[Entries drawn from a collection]
..........

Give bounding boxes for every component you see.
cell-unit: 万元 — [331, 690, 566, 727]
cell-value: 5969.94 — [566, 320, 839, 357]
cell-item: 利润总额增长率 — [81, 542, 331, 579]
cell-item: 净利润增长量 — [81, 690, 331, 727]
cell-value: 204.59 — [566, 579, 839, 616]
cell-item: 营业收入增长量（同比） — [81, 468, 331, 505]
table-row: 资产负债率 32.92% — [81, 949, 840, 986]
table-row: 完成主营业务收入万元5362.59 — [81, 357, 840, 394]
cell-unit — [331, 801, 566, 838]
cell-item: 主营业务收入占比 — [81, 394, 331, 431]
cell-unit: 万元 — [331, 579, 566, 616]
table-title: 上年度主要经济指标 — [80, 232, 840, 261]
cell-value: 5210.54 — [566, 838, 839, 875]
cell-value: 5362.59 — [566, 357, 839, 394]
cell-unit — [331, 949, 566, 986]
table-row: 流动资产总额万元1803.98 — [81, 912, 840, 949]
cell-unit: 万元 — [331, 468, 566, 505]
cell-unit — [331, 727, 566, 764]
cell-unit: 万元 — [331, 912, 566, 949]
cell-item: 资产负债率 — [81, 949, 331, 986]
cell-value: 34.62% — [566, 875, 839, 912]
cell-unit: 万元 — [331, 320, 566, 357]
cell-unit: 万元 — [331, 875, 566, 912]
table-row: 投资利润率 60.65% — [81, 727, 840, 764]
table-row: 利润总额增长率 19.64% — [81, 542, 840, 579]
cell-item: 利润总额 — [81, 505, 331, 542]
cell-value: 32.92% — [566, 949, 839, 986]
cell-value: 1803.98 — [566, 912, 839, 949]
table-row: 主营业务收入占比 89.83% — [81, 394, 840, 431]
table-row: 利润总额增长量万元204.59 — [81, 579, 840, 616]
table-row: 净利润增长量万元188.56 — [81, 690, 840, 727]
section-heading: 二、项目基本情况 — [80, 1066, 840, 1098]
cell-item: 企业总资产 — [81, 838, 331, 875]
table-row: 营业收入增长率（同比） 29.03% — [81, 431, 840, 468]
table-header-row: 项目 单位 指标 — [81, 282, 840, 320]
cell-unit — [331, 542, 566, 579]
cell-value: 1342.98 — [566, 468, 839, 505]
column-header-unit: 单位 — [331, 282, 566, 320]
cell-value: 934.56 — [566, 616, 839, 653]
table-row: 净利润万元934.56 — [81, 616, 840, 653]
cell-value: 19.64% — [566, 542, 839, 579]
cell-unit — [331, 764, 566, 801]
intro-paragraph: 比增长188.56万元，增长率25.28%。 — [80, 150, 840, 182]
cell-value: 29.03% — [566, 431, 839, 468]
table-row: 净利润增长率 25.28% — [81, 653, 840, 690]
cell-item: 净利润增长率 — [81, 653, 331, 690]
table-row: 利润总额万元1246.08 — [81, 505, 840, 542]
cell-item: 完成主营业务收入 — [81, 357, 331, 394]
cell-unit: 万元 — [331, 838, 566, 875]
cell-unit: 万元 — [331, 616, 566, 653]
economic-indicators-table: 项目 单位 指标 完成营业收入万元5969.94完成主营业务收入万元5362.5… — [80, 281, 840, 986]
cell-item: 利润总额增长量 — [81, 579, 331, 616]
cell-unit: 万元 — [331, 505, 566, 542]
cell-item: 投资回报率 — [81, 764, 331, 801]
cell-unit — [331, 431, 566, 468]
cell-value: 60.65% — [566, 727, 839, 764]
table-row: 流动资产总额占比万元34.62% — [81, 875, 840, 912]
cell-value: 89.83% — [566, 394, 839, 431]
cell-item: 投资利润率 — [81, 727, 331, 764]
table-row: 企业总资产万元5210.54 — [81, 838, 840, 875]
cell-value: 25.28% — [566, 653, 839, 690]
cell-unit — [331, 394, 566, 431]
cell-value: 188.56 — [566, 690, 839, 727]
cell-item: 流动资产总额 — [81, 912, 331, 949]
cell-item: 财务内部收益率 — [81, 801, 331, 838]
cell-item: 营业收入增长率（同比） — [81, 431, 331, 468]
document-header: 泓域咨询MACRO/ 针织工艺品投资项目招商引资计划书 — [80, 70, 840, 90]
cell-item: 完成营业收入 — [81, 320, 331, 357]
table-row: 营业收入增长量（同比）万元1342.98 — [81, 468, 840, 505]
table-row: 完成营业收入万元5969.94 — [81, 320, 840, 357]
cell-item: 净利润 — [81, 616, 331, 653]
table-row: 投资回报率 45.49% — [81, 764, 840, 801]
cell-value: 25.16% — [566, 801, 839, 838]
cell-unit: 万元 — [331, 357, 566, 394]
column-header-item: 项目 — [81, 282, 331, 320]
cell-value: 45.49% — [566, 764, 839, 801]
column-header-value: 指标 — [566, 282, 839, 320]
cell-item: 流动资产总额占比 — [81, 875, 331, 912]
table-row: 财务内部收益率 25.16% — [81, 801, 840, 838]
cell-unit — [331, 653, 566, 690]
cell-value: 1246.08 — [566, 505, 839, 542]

..........

Return each of the items above, reproducing every line character for character with nothing altered, added, or left out.

Give bounding boxes for every component you see.
cell-unit: 万元 — [331, 690, 566, 727]
cell-value: 5969.94 — [566, 320, 839, 357]
cell-item: 利润总额增长率 — [81, 542, 331, 579]
cell-item: 净利润增长量 — [81, 690, 331, 727]
cell-value: 204.59 — [566, 579, 839, 616]
cell-item: 营业收入增长量（同比） — [81, 468, 331, 505]
table-row: 资产负债率 32.92% — [81, 949, 840, 986]
table-row: 完成主营业务收入万元5362.59 — [81, 357, 840, 394]
cell-unit — [331, 801, 566, 838]
cell-item: 主营业务收入占比 — [81, 394, 331, 431]
cell-unit: 万元 — [331, 579, 566, 616]
table-title: 上年度主要经济指标 — [80, 232, 840, 261]
cell-value: 5210.54 — [566, 838, 839, 875]
cell-value: 5362.59 — [566, 357, 839, 394]
cell-unit — [331, 949, 566, 986]
table-row: 流动资产总额万元1803.98 — [81, 912, 840, 949]
cell-unit: 万元 — [331, 468, 566, 505]
cell-unit — [331, 727, 566, 764]
cell-unit: 万元 — [331, 912, 566, 949]
cell-item: 资产负债率 — [81, 949, 331, 986]
cell-value: 34.62% — [566, 875, 839, 912]
cell-unit: 万元 — [331, 320, 566, 357]
cell-unit: 万元 — [331, 875, 566, 912]
table-row: 投资利润率 60.65% — [81, 727, 840, 764]
table-row: 利润总额增长率 19.64% — [81, 542, 840, 579]
cell-item: 利润总额 — [81, 505, 331, 542]
cell-value: 32.92% — [566, 949, 839, 986]
cell-value: 1803.98 — [566, 912, 839, 949]
table-row: 主营业务收入占比 89.83% — [81, 394, 840, 431]
table-row: 利润总额增长量万元204.59 — [81, 579, 840, 616]
table-row: 净利润增长量万元188.56 — [81, 690, 840, 727]
section-heading: 二、项目基本情况 — [80, 1066, 840, 1098]
cell-item: 企业总资产 — [81, 838, 331, 875]
table-row: 营业收入增长率（同比） 29.03% — [81, 431, 840, 468]
table-header-row: 项目 单位 指标 — [81, 282, 840, 320]
cell-unit — [331, 542, 566, 579]
cell-value: 1342.98 — [566, 468, 839, 505]
column-header-unit: 单位 — [331, 282, 566, 320]
cell-value: 934.56 — [566, 616, 839, 653]
table-row: 净利润万元934.56 — [81, 616, 840, 653]
cell-value: 19.64% — [566, 542, 839, 579]
cell-unit — [331, 764, 566, 801]
intro-paragraph: 比增长188.56万元，增长率25.28%。 — [80, 150, 840, 182]
cell-value: 29.03% — [566, 431, 839, 468]
table-row: 净利润增长率 25.28% — [81, 653, 840, 690]
cell-item: 净利润增长率 — [81, 653, 331, 690]
table-row: 利润总额万元1246.08 — [81, 505, 840, 542]
cell-item: 完成主营业务收入 — [81, 357, 331, 394]
cell-unit: 万元 — [331, 838, 566, 875]
cell-unit: 万元 — [331, 616, 566, 653]
economic-indicators-table: 项目 单位 指标 完成营业收入万元5969.94完成主营业务收入万元5362.5… — [80, 281, 840, 986]
cell-item: 利润总额增长量 — [81, 579, 331, 616]
cell-unit: 万元 — [331, 505, 566, 542]
cell-item: 投资回报率 — [81, 764, 331, 801]
cell-unit — [331, 431, 566, 468]
cell-value: 60.65% — [566, 727, 839, 764]
table-row: 流动资产总额占比万元34.62% — [81, 875, 840, 912]
cell-value: 89.83% — [566, 394, 839, 431]
cell-item: 投资利润率 — [81, 727, 331, 764]
table-row: 企业总资产万元5210.54 — [81, 838, 840, 875]
cell-value: 25.28% — [566, 653, 839, 690]
cell-unit — [331, 394, 566, 431]
cell-value: 188.56 — [566, 690, 839, 727]
cell-item: 流动资产总额 — [81, 912, 331, 949]
cell-item: 财务内部收益率 — [81, 801, 331, 838]
cell-item: 营业收入增长率（同比） — [81, 431, 331, 468]
document-header: 泓域咨询MACRO/ 针织工艺品投资项目招商引资计划书 — [80, 70, 840, 90]
cell-item: 完成营业收入 — [81, 320, 331, 357]
table-row: 营业收入增长量（同比）万元1342.98 — [81, 468, 840, 505]
table-row: 完成营业收入万元5969.94 — [81, 320, 840, 357]
cell-item: 净利润 — [81, 616, 331, 653]
table-row: 投资回报率 45.49% — [81, 764, 840, 801]
cell-value: 25.16% — [566, 801, 839, 838]
cell-unit: 万元 — [331, 357, 566, 394]
column-header-item: 项目 — [81, 282, 331, 320]
cell-value: 45.49% — [566, 764, 839, 801]
column-header-value: 指标 — [566, 282, 839, 320]
cell-item: 流动资产总额占比 — [81, 875, 331, 912]
table-row: 财务内部收益率 25.16% — [81, 801, 840, 838]
cell-unit — [331, 653, 566, 690]
cell-value: 1246.08 — [566, 505, 839, 542]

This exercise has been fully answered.